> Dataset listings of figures
- - - - -

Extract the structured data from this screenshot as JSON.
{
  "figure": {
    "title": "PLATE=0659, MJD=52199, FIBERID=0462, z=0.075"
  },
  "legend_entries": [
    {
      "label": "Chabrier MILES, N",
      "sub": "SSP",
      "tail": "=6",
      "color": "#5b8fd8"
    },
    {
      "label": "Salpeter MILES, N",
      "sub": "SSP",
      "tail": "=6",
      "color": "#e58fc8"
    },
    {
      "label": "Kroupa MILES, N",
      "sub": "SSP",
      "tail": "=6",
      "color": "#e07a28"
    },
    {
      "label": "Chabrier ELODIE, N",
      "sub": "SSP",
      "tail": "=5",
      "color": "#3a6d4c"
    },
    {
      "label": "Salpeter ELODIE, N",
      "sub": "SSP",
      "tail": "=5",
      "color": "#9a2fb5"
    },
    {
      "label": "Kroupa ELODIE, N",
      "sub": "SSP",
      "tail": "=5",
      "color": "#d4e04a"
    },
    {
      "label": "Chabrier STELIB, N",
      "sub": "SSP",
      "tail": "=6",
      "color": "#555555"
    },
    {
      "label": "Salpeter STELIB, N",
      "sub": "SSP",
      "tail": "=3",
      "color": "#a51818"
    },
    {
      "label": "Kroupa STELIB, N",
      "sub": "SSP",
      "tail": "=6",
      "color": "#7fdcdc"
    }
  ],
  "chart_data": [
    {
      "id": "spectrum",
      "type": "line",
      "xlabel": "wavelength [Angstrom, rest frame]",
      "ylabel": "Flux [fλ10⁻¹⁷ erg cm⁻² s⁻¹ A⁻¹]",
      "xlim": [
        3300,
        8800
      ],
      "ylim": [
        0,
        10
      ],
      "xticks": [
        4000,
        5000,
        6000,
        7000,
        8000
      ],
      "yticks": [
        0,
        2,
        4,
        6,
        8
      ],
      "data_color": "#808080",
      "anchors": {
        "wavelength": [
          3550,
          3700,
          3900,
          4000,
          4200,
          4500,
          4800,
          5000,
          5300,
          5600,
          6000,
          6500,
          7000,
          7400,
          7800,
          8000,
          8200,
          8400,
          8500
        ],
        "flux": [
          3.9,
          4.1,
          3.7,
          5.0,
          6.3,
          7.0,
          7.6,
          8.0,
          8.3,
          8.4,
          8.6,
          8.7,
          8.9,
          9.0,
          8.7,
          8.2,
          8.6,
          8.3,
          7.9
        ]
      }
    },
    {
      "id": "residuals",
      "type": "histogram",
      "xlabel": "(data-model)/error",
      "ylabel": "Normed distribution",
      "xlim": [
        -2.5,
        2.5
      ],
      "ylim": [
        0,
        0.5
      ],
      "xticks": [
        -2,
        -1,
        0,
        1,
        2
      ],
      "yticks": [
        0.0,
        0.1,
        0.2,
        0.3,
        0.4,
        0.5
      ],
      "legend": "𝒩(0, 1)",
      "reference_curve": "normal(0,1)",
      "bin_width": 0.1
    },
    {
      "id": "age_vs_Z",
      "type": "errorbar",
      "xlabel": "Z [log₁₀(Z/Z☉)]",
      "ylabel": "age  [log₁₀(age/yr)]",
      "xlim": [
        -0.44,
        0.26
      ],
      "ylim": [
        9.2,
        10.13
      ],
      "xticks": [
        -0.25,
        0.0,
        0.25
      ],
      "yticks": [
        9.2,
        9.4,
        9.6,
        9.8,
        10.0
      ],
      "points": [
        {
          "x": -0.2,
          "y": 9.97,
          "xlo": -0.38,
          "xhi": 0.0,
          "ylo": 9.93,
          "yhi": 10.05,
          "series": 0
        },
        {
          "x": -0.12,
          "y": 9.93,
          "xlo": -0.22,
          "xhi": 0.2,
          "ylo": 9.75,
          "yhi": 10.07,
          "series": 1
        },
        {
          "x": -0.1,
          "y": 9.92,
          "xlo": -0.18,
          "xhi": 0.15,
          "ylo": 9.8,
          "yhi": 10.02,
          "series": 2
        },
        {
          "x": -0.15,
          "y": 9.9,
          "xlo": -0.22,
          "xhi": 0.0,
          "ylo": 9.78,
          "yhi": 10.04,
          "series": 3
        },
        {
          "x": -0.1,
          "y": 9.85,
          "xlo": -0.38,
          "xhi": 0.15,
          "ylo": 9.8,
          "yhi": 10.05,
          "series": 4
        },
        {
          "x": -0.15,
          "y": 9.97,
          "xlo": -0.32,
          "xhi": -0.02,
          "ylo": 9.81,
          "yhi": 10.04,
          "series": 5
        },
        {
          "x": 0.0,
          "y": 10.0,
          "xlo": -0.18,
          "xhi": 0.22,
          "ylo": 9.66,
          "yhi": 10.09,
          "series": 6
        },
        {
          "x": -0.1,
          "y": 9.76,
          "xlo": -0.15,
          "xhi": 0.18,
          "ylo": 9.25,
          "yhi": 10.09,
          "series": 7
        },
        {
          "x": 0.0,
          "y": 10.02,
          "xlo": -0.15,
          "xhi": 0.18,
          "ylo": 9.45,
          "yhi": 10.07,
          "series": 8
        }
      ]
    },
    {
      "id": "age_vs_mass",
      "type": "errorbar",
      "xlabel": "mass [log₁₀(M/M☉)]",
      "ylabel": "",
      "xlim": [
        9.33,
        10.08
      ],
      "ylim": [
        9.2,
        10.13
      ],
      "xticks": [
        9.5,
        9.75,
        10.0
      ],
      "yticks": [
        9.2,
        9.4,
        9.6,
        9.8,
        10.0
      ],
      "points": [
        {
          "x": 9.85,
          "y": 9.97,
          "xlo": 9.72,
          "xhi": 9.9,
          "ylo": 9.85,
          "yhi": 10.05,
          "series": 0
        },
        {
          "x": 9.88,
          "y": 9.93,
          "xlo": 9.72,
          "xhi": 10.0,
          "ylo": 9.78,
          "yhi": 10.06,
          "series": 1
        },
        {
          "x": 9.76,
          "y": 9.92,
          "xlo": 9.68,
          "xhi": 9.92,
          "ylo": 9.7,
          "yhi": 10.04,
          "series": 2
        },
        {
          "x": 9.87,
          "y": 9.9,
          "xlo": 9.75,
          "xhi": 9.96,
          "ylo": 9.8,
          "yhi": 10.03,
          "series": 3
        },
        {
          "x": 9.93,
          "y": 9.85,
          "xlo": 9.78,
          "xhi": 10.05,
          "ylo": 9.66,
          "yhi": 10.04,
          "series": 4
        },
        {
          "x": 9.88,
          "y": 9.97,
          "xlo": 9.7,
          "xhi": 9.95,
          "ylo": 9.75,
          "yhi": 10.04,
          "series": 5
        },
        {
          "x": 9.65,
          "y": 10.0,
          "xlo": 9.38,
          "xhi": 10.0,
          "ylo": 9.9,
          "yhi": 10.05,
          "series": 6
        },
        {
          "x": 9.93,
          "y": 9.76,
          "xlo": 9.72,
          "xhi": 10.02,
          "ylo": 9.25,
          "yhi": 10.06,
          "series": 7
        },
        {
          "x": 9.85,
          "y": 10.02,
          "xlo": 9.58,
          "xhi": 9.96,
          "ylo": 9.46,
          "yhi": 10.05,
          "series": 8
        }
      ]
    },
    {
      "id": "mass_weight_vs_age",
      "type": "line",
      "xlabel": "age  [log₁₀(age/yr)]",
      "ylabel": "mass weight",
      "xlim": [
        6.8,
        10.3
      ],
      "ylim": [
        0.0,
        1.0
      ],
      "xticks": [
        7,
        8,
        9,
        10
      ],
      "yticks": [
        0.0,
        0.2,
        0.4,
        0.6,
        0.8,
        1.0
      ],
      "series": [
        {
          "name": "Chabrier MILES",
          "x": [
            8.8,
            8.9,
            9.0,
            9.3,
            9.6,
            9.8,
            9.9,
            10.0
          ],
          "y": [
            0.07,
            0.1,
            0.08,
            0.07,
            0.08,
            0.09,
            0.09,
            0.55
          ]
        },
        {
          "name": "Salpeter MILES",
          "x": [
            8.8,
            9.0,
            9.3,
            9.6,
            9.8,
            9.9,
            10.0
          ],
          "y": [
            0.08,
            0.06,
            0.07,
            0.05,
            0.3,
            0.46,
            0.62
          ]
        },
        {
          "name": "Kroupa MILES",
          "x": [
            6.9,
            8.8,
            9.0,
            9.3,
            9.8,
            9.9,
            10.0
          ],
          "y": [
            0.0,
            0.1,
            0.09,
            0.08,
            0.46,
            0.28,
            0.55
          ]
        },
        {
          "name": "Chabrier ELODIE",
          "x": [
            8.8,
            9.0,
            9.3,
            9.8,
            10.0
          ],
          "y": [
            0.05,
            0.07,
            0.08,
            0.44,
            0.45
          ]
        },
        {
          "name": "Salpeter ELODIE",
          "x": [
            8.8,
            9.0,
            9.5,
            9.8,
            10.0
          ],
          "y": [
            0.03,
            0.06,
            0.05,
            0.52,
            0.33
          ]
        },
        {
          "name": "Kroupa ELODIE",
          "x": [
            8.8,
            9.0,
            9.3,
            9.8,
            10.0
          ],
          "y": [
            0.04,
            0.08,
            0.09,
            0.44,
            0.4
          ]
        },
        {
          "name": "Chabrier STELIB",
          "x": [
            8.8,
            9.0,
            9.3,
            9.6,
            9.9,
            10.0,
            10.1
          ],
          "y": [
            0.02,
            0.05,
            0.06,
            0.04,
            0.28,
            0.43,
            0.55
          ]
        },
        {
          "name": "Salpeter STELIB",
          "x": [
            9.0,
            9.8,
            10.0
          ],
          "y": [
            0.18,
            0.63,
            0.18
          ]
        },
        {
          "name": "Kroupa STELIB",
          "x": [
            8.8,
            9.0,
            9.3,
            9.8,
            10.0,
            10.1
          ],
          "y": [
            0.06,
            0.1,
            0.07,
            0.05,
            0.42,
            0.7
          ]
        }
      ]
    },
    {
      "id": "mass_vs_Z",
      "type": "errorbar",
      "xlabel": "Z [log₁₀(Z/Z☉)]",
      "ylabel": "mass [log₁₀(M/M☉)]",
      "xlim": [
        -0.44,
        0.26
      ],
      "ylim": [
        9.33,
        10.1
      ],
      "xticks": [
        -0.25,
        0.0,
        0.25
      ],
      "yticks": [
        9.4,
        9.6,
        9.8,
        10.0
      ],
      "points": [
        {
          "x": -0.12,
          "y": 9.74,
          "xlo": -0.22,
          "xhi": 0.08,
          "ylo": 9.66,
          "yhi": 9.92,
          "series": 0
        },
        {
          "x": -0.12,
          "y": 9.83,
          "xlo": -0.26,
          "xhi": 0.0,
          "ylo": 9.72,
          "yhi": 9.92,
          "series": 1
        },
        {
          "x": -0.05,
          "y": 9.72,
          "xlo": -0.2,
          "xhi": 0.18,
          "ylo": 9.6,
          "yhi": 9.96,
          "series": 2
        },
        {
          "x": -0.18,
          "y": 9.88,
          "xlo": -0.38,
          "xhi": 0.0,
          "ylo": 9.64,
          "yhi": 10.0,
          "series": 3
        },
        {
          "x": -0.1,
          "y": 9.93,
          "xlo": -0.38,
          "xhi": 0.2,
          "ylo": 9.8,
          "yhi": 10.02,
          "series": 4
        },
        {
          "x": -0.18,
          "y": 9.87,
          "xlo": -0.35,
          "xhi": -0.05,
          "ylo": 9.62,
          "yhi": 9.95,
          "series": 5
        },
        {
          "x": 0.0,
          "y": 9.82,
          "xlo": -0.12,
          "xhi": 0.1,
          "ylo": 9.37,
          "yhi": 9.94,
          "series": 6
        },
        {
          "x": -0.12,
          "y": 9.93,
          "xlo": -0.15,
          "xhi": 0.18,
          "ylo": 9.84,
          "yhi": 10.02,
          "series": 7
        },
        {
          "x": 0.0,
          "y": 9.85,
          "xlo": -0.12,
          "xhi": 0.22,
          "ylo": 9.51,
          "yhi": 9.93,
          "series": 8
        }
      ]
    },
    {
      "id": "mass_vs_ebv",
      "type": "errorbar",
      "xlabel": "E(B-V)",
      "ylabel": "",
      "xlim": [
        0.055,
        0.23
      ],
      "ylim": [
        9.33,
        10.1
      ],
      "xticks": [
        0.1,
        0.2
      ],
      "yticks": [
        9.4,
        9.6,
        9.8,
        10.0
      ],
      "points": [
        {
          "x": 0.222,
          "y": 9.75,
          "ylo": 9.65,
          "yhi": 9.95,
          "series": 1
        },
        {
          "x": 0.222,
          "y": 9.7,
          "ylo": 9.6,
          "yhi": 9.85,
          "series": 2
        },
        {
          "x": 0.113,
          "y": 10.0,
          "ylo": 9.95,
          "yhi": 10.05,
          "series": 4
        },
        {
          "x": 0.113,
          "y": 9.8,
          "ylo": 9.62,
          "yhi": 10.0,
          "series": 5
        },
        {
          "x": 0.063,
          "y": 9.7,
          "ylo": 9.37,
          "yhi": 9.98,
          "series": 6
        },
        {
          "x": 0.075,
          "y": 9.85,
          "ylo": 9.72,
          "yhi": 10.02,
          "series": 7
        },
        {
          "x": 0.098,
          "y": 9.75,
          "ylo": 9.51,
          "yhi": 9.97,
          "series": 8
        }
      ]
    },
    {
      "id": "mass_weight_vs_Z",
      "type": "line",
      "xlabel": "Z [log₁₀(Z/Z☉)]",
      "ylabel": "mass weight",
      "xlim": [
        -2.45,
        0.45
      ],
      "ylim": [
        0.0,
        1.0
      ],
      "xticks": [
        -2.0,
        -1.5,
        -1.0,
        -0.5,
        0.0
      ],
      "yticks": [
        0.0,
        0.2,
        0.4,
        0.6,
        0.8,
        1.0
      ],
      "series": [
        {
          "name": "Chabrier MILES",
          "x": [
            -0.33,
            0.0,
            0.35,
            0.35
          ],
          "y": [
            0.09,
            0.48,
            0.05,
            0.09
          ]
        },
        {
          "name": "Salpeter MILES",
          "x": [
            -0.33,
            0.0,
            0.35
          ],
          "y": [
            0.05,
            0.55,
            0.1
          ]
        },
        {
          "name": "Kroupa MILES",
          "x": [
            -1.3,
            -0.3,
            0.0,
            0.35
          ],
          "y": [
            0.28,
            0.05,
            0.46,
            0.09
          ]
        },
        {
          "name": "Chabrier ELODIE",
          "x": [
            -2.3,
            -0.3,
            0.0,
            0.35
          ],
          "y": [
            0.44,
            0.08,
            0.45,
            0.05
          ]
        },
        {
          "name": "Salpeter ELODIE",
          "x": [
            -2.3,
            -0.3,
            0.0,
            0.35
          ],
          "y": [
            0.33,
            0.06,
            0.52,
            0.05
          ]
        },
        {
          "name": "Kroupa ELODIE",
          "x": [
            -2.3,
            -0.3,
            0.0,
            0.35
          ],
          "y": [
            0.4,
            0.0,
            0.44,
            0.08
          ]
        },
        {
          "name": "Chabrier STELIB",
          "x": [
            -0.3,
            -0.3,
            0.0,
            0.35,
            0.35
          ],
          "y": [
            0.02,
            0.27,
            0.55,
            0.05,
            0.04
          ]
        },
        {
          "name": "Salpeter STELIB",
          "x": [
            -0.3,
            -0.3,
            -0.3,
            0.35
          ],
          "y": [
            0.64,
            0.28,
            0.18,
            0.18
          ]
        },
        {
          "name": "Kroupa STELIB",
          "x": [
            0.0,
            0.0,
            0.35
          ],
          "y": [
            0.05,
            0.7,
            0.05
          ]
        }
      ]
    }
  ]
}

- - - - -

Using the records above, copy each line that contains "log₁₀".

      "xlabel": "Z [log₁₀(Z/Z☉)]",
      "ylabel": "age  [log₁₀(age/yr)]",
      "xlabel": "mass [log₁₀(M/M☉)]",
      "xlabel": "age  [log₁₀(age/yr)]",
      "xlabel": "Z [log₁₀(Z/Z☉)]",
      "ylabel": "mass [log₁₀(M/M☉)]",
      "xlabel": "Z [log₁₀(Z/Z☉)]",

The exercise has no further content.